What needs to be done
Write the listing out again, all of it, word for word.

[Start of Record excerpts]

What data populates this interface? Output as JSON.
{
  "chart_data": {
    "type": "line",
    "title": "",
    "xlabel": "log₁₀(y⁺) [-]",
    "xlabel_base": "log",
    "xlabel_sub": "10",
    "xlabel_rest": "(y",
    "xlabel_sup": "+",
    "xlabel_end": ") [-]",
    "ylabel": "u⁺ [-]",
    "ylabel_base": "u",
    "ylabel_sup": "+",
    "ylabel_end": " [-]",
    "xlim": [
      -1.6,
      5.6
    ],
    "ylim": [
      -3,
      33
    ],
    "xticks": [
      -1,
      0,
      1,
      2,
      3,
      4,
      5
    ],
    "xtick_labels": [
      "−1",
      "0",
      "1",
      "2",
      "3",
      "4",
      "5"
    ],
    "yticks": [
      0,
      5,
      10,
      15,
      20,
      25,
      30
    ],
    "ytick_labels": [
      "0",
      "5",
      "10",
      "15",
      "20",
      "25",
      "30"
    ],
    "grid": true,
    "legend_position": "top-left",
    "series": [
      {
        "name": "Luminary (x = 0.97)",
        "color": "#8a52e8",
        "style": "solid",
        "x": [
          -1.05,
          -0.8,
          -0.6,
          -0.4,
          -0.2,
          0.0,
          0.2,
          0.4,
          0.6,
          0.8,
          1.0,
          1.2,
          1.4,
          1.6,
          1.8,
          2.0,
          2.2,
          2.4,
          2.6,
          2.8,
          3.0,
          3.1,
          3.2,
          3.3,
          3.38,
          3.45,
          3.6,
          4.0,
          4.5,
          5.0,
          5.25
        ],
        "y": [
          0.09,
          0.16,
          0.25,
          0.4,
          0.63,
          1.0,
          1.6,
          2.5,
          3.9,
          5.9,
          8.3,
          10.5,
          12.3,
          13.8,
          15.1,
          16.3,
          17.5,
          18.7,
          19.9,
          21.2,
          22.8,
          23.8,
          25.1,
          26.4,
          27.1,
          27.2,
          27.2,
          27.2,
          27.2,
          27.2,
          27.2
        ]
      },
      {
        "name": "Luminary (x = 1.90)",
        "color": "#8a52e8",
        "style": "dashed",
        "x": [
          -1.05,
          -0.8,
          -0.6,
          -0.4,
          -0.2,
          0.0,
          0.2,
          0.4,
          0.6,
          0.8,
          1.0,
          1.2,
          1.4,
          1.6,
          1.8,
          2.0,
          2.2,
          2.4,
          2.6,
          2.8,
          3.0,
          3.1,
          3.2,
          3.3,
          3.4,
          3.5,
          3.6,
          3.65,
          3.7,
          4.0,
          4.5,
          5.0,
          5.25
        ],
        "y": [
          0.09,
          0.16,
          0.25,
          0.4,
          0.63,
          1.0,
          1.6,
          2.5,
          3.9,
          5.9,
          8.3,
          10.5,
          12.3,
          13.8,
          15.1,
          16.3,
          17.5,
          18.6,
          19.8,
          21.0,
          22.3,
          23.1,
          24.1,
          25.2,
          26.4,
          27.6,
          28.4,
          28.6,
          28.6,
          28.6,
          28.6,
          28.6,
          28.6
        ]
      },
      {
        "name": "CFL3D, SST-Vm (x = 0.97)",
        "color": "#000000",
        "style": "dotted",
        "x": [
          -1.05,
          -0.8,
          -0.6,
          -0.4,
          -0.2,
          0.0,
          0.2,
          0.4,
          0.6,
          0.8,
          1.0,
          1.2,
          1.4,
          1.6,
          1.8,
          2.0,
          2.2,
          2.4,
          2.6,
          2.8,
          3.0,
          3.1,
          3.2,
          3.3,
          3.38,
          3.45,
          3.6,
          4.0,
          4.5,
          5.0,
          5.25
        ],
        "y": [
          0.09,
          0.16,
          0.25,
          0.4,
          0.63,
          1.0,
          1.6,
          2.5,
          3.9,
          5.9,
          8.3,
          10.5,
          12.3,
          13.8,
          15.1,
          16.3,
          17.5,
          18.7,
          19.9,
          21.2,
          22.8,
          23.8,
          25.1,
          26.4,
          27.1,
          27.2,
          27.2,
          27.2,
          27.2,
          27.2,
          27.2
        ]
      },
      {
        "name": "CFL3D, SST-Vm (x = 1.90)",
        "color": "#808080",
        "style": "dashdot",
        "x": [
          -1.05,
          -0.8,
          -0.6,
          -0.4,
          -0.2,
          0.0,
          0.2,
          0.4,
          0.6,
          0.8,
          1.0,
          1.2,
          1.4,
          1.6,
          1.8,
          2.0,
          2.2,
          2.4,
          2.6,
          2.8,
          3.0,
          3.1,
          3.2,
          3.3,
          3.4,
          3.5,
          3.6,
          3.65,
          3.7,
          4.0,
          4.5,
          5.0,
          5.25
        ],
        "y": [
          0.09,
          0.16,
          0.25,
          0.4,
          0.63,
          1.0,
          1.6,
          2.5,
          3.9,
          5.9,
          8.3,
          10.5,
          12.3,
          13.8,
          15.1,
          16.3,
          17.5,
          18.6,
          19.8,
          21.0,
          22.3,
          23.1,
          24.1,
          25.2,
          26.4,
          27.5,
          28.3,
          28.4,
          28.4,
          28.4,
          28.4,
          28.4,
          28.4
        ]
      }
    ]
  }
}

[End of Record excerpts]

In response
What data populates this interface? Output as JSON.
{
  "chart_data": {
    "type": "line",
    "title": "",
    "xlabel": "log₁₀(y⁺) [-]",
    "xlabel_base": "log",
    "xlabel_sub": "10",
    "xlabel_rest": "(y",
    "xlabel_sup": "+",
    "xlabel_end": ") [-]",
    "ylabel": "u⁺ [-]",
    "ylabel_base": "u",
    "ylabel_sup": "+",
    "ylabel_end": " [-]",
    "xlim": [
      -1.6,
      5.6
    ],
    "ylim": [
      -3,
      33
    ],
    "xticks": [
      -1,
      0,
      1,
      2,
      3,
      4,
      5
    ],
    "xtick_labels": [
      "−1",
      "0",
      "1",
      "2",
      "3",
      "4",
      "5"
    ],
    "yticks": [
      0,
      5,
      10,
      15,
      20,
      25,
      30
    ],
    "ytick_labels": [
      "0",
      "5",
      "10",
      "15",
      "20",
      "25",
      "30"
    ],
    "grid": true,
    "legend_position": "top-left",
    "series": [
      {
        "name": "Luminary (x = 0.97)",
        "color": "#8a52e8",
        "style": "solid",
        "x": [
          -1.05,
          -0.8,
          -0.6,
          -0.4,
          -0.2,
          0.0,
          0.2,
          0.4,
          0.6,
          0.8,
          1.0,
          1.2,
          1.4,
          1.6,
          1.8,
          2.0,
          2.2,
          2.4,
          2.6,
          2.8,
          3.0,
          3.1,
          3.2,
          3.3,
          3.38,
          3.45,
          3.6,
          4.0,
          4.5,
          5.0,
          5.25
        ],
        "y": [
          0.09,
          0.16,
          0.25,
          0.4,
          0.63,
          1.0,
          1.6,
          2.5,
          3.9,
          5.9,
          8.3,
          10.5,
          12.3,
          13.8,
          15.1,
          16.3,
          17.5,
          18.7,
          19.9,
          21.2,
          22.8,
          23.8,
          25.1,
          26.4,
          27.1,
          27.2,
          27.2,
          27.2,
          27.2,
          27.2,
          27.2
        ]
      },
      {
        "name": "Luminary (x = 1.90)",
        "color": "#8a52e8",
        "style": "dashed",
        "x": [
          -1.05,
          -0.8,
          -0.6,
          -0.4,
          -0.2,
          0.0,
          0.2,
          0.4,
          0.6,
          0.8,
          1.0,
          1.2,
          1.4,
          1.6,
          1.8,
          2.0,
          2.2,
          2.4,
          2.6,
          2.8,
          3.0,
          3.1,
          3.2,
          3.3,
          3.4,
          3.5,
          3.6,
          3.65,
          3.7,
          4.0,
          4.5,
          5.0,
          5.25
        ],
        "y": [
          0.09,
          0.16,
          0.25,
          0.4,
          0.63,
          1.0,
          1.6,
          2.5,
          3.9,
          5.9,
          8.3,
          10.5,
          12.3,
          13.8,
          15.1,
          16.3,
          17.5,
          18.6,
          19.8,
          21.0,
          22.3,
          23.1,
          24.1,
          25.2,
          26.4,
          27.6,
          28.4,
          28.6,
          28.6,
          28.6,
          28.6,
          28.6,
          28.6
        ]
      },
      {
        "name": "CFL3D, SST-Vm (x = 0.97)",
        "color": "#000000",
        "style": "dotted",
        "x": [
          -1.05,
          -0.8,
          -0.6,
          -0.4,
          -0.2,
          0.0,
          0.2,
          0.4,
          0.6,
          0.8,
          1.0,
          1.2,
          1.4,
          1.6,
          1.8,
          2.0,
          2.2,
          2.4,
          2.6,
          2.8,
          3.0,
          3.1,
          3.2,
          3.3,
          3.38,
          3.45,
          3.6,
          4.0,
          4.5,
          5.0,
          5.25
        ],
        "y": [
          0.09,
          0.16,
          0.25,
          0.4,
          0.63,
          1.0,
          1.6,
          2.5,
          3.9,
          5.9,
          8.3,
          10.5,
          12.3,
          13.8,
          15.1,
          16.3,
          17.5,
          18.7,
          19.9,
          21.2,
          22.8,
          23.8,
          25.1,
          26.4,
          27.1,
          27.2,
          27.2,
          27.2,
          27.2,
          27.2,
          27.2
        ]
      },
      {
        "name": "CFL3D, SST-Vm (x = 1.90)",
        "color": "#808080",
        "style": "dashdot",
        "x": [
          -1.05,
          -0.8,
          -0.6,
          -0.4,
          -0.2,
          0.0,
          0.2,
          0.4,
          0.6,
          0.8,
          1.0,
          1.2,
          1.4,
          1.6,
          1.8,
          2.0,
          2.2,
          2.4,
          2.6,
          2.8,
          3.0,
          3.1,
          3.2,
          3.3,
          3.4,
          3.5,
          3.6,
          3.65,
          3.7,
          4.0,
          4.5,
          5.0,
          5.25
        ],
        "y": [
          0.09,
          0.16,
          0.25,
          0.4,
          0.63,
          1.0,
          1.6,
          2.5,
          3.9,
          5.9,
          8.3,
          10.5,
          12.3,
          13.8,
          15.1,
          16.3,
          17.5,
          18.6,
          19.8,
          21.0,
          22.3,
          23.1,
          24.1,
          25.2,
          26.4,
          27.5,
          28.3,
          28.4,
          28.4,
          28.4,
          28.4,
          28.4,
          28.4
        ]
      }
    ]
  }
}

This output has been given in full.